Set problem: Gather every line of the material below that contains the word "label" and copy each one in full, treating uppercase and lowercase letters as different.

Available data:

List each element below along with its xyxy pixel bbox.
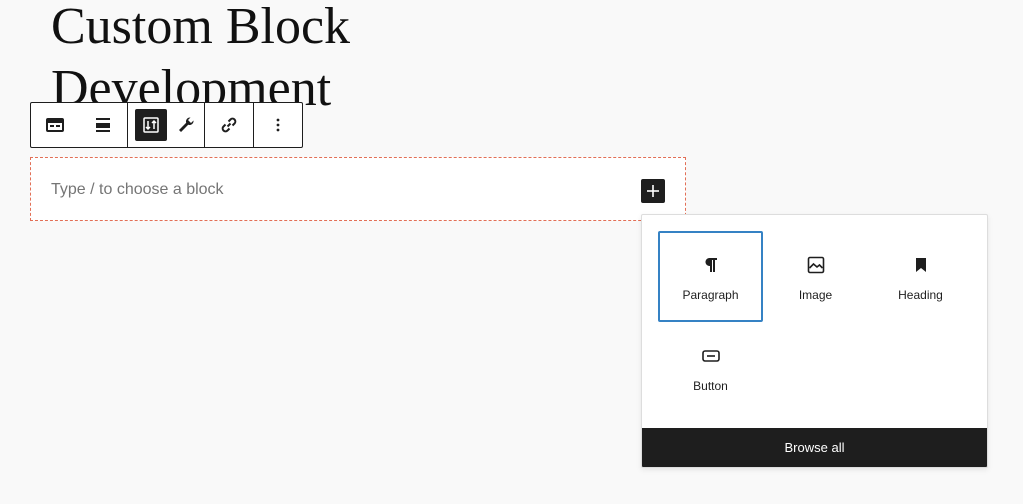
align-icon [96,118,110,132]
block-type-button[interactable] [31,103,79,147]
toolbar-group-more [254,103,302,147]
more-options-button[interactable] [254,103,302,147]
block-types-list: Paragraph Image Heading Button [658,231,973,413]
align-button[interactable] [79,103,127,147]
default-block-appender[interactable]: Type / to choose a block [30,157,686,221]
image-icon [807,256,824,274]
block-item-heading[interactable]: Heading [868,231,973,322]
block-move-icon [143,117,159,133]
toolbar-group-tools [128,103,205,147]
wrench-icon [179,117,194,132]
quick-inserter-popover: Paragraph Image Heading Button Browse al… [641,214,988,468]
browse-all-button[interactable]: Browse all [642,428,987,467]
button-icon [701,350,720,362]
plus-icon [647,185,659,197]
block-item-label: Button [693,379,728,393]
link-icon [221,117,237,133]
block-placeholder-text: Type / to choose a block [51,181,224,198]
toolbar-group-block [31,103,128,147]
block-item-label: Paragraph [682,288,739,302]
block-item-image[interactable]: Image [763,231,868,322]
bookmark-icon [915,258,926,272]
block-item-label: Image [798,288,833,302]
editor-canvas: Custom Block Development Type / to choos… [0,0,1023,504]
add-block-button[interactable] [641,179,665,203]
link-button[interactable] [205,103,253,147]
paragraph-icon [704,258,717,272]
wrench-button[interactable] [168,103,204,147]
block-item-paragraph[interactable]: Paragraph [658,231,763,322]
more-options-icon [276,118,280,132]
block-move-button[interactable] [128,103,168,147]
block-item-label: Heading [898,288,943,302]
toolbar-group-link [205,103,254,147]
block-type-icon [46,118,64,132]
block-toolbar [30,102,303,148]
block-item-button[interactable]: Button [658,322,763,413]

Result of this task:
block-item-label: Button [693,379,728,393]
block-item-label: Paragraph [682,288,739,302]
block-item-label: Image [798,288,833,302]
block-item-label: Heading [898,288,943,302]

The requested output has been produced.